_Stored data_:
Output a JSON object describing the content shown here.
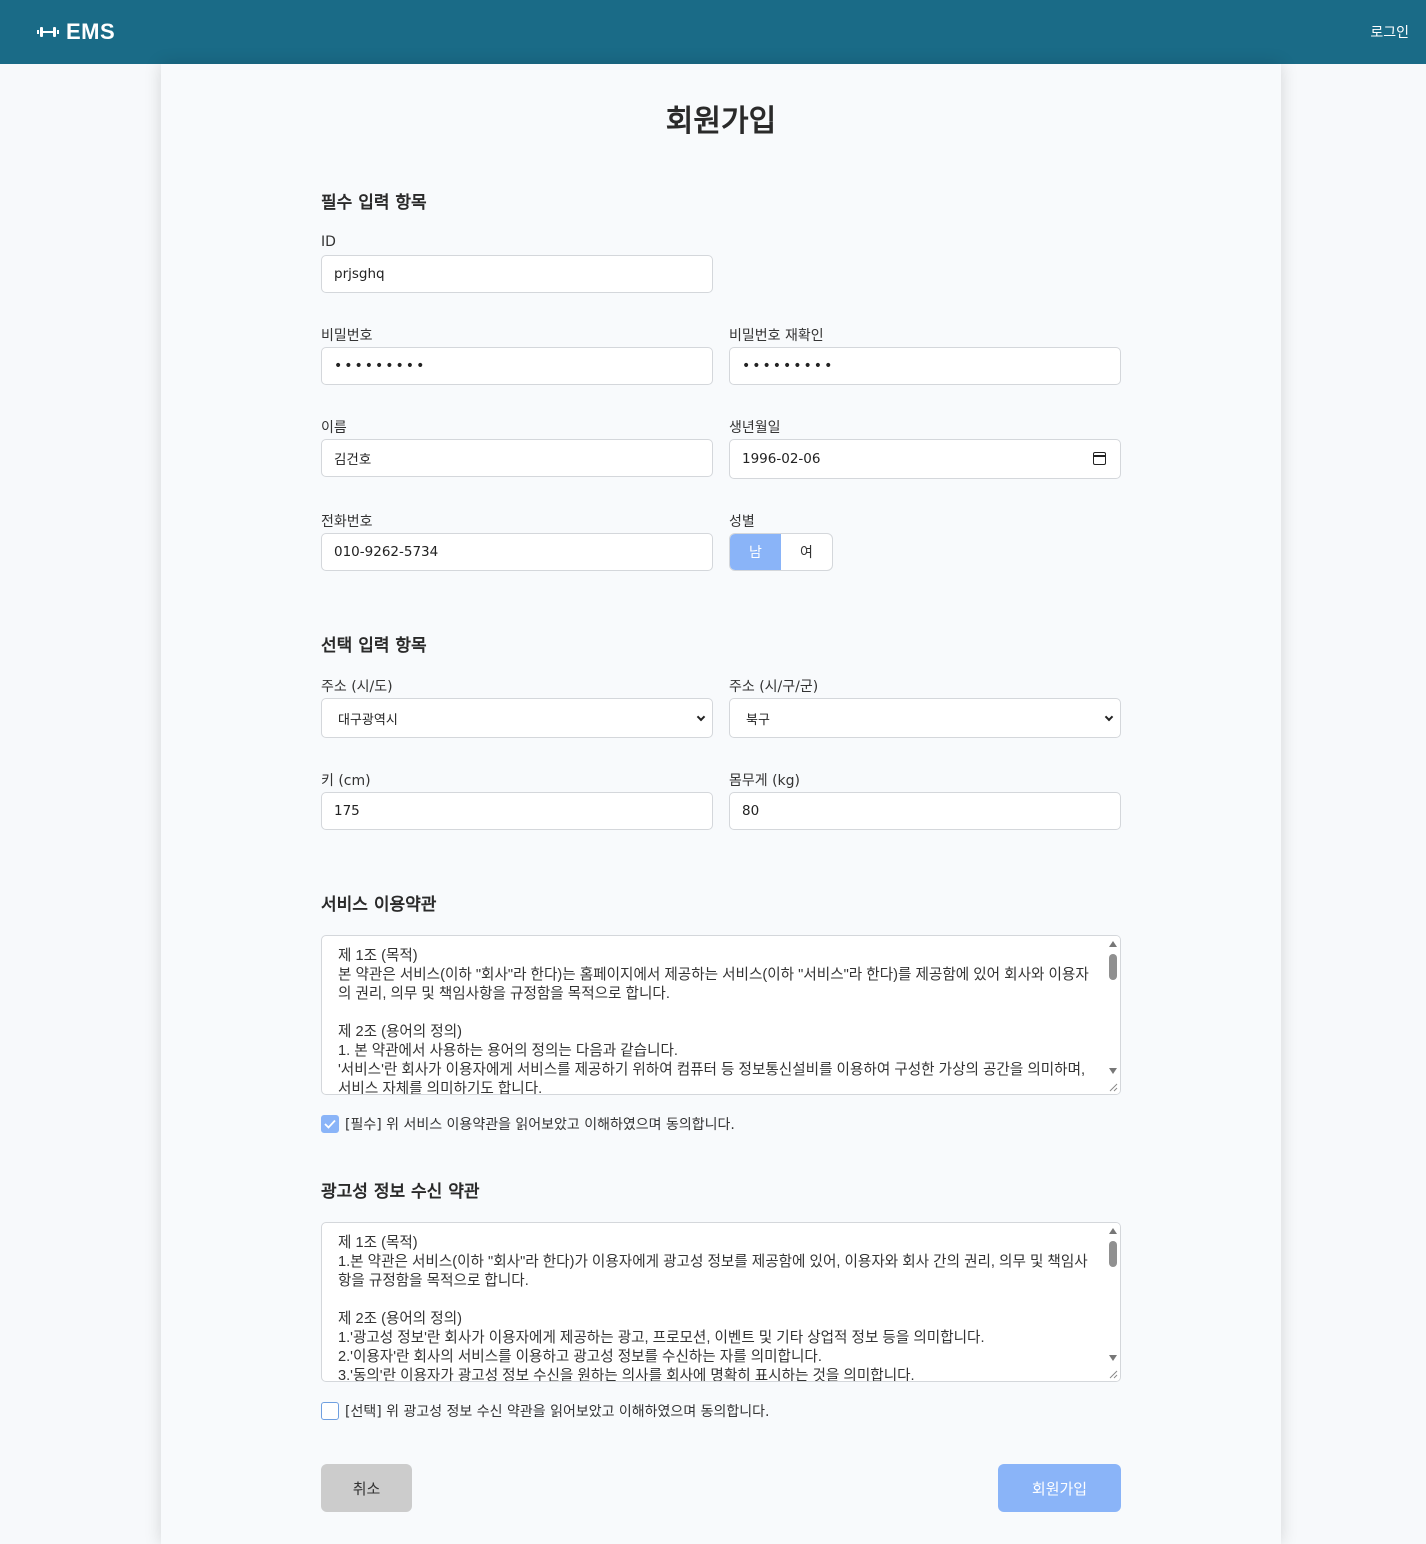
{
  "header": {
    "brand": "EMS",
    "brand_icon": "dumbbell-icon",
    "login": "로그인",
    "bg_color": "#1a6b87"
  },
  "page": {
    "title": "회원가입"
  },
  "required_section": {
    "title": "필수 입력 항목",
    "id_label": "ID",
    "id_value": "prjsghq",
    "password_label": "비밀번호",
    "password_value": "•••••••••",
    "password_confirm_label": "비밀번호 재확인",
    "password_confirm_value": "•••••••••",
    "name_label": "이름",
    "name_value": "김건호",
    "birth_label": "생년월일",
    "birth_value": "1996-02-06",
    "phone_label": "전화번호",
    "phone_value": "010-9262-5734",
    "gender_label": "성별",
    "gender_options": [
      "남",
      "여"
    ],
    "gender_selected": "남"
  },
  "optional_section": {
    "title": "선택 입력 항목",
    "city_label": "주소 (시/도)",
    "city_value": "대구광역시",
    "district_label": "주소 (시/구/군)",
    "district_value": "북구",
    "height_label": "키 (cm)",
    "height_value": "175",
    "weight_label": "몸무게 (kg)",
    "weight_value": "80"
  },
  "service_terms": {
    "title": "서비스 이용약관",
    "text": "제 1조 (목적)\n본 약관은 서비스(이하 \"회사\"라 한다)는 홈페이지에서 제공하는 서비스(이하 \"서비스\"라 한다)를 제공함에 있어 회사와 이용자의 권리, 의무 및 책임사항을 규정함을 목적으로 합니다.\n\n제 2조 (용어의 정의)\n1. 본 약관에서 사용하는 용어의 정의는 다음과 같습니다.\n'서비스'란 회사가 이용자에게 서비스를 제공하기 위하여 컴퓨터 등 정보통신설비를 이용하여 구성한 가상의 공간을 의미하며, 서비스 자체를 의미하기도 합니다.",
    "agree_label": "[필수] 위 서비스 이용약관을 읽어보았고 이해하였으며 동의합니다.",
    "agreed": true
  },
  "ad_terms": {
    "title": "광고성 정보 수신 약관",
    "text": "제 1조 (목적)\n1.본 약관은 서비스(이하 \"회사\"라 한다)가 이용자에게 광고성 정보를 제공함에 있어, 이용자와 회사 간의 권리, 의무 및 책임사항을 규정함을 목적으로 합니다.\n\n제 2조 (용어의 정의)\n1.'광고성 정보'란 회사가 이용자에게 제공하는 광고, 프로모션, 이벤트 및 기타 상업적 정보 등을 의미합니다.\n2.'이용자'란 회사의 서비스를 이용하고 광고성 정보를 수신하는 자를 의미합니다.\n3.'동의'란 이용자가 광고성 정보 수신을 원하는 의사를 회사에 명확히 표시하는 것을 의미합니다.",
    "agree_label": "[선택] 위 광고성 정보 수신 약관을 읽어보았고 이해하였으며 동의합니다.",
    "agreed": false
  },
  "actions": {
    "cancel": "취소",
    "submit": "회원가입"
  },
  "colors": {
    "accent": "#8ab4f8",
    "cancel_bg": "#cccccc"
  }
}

_Your task_: Count the lines in the material above where the string "읽어보았고" appears, then state only that count.

_Full output_: 2